WHAT THIS TASK INVOLVES:
Repeat the records below exactly, leaving out every picture.

-- Start SUPPLIED DATA --

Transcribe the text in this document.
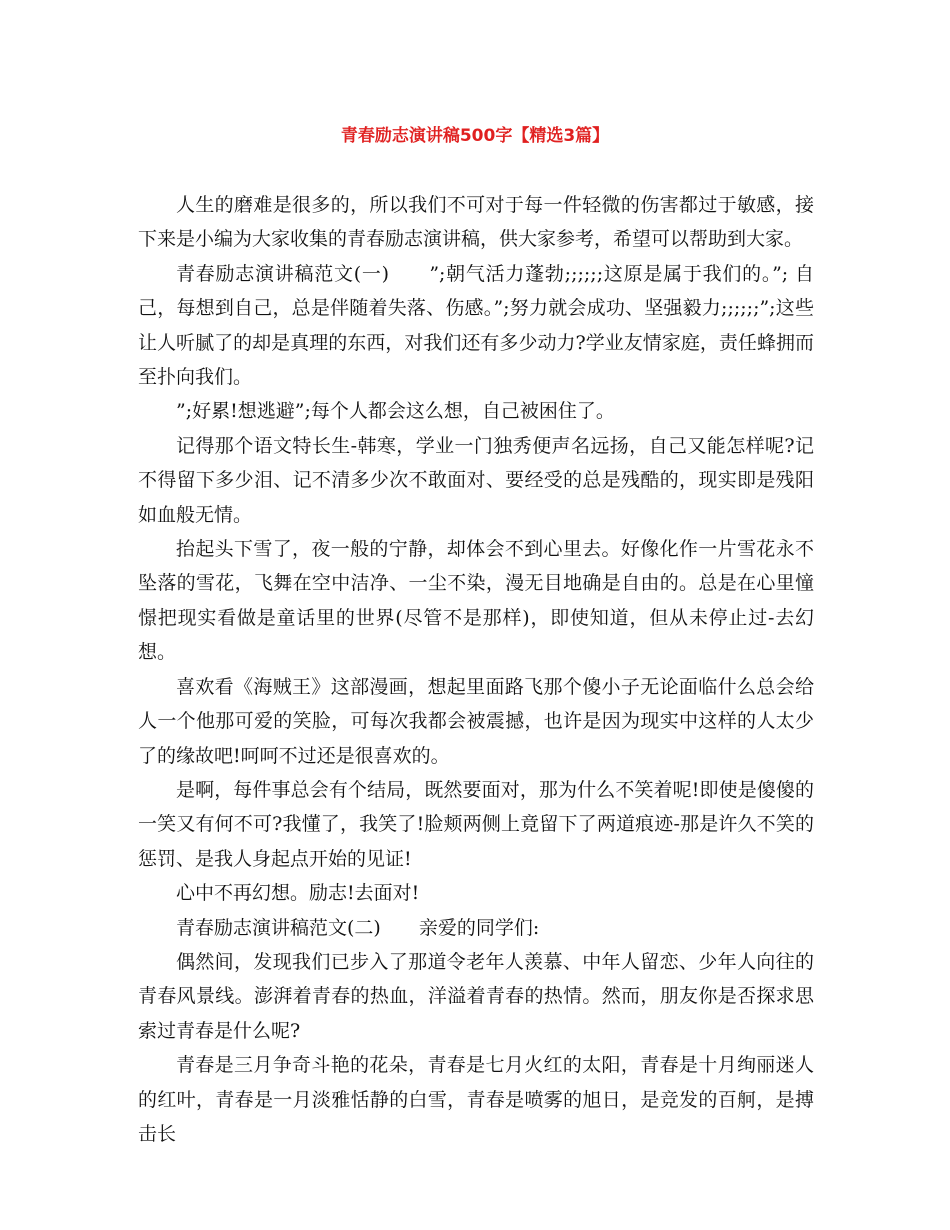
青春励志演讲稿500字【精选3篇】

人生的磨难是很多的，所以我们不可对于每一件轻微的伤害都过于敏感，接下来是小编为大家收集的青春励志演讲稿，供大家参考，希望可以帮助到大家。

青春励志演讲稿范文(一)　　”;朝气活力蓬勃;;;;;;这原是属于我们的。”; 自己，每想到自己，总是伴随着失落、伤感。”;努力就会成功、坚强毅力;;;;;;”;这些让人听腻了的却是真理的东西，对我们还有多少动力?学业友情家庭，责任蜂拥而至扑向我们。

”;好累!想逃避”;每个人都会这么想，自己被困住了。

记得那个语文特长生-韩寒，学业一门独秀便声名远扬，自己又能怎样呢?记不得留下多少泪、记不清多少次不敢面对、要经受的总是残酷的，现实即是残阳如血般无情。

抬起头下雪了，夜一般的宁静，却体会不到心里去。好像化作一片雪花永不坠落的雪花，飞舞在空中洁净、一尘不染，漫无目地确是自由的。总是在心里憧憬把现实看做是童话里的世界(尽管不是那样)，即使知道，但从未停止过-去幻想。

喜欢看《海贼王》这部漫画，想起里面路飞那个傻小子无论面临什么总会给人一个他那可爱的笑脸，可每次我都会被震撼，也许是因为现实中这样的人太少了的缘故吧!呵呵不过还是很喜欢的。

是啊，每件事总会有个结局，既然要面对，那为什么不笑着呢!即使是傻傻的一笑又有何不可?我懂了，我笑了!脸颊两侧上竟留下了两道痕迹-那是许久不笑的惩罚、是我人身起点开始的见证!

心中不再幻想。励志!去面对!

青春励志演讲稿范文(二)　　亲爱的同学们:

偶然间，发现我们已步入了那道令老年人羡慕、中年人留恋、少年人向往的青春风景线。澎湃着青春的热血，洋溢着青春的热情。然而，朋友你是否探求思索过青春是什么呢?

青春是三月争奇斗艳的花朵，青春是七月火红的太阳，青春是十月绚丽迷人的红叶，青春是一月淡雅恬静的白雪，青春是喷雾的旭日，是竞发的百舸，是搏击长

-- End SUPPLIED DATA --

RESPONSE FOR THIS EXERCISE:
Transcribe the text in this document.
青春励志演讲稿500字【精选3篇】

人生的磨难是很多的，所以我们不可对于每一件轻微的伤害都过于敏感，接下来是小编为大家收集的青春励志演讲稿，供大家参考，希望可以帮助到大家。

青春励志演讲稿范文(一)　　”;朝气活力蓬勃;;;;;;这原是属于我们的。”; 自己，每想到自己，总是伴随着失落、伤感。”;努力就会成功、坚强毅力;;;;;;”;这些让人听腻了的却是真理的东西，对我们还有多少动力?学业友情家庭，责任蜂拥而至扑向我们。

”;好累!想逃避”;每个人都会这么想，自己被困住了。

记得那个语文特长生-韩寒，学业一门独秀便声名远扬，自己又能怎样呢?记不得留下多少泪、记不清多少次不敢面对、要经受的总是残酷的，现实即是残阳如血般无情。

抬起头下雪了，夜一般的宁静，却体会不到心里去。好像化作一片雪花永不坠落的雪花，飞舞在空中洁净、一尘不染，漫无目地确是自由的。总是在心里憧憬把现实看做是童话里的世界(尽管不是那样)，即使知道，但从未停止过-去幻想。

喜欢看《海贼王》这部漫画，想起里面路飞那个傻小子无论面临什么总会给人一个他那可爱的笑脸，可每次我都会被震撼，也许是因为现实中这样的人太少了的缘故吧!呵呵不过还是很喜欢的。

是啊，每件事总会有个结局，既然要面对，那为什么不笑着呢!即使是傻傻的一笑又有何不可?我懂了，我笑了!脸颊两侧上竟留下了两道痕迹-那是许久不笑的惩罚、是我人身起点开始的见证!

心中不再幻想。励志!去面对!

青春励志演讲稿范文(二)　　亲爱的同学们:

偶然间，发现我们已步入了那道令老年人羡慕、中年人留恋、少年人向往的青春风景线。澎湃着青春的热血，洋溢着青春的热情。然而，朋友你是否探求思索过青春是什么呢?

青春是三月争奇斗艳的花朵，青春是七月火红的太阳，青春是十月绚丽迷人的红叶，青春是一月淡雅恬静的白雪，青春是喷雾的旭日，是竞发的百舸，是搏击长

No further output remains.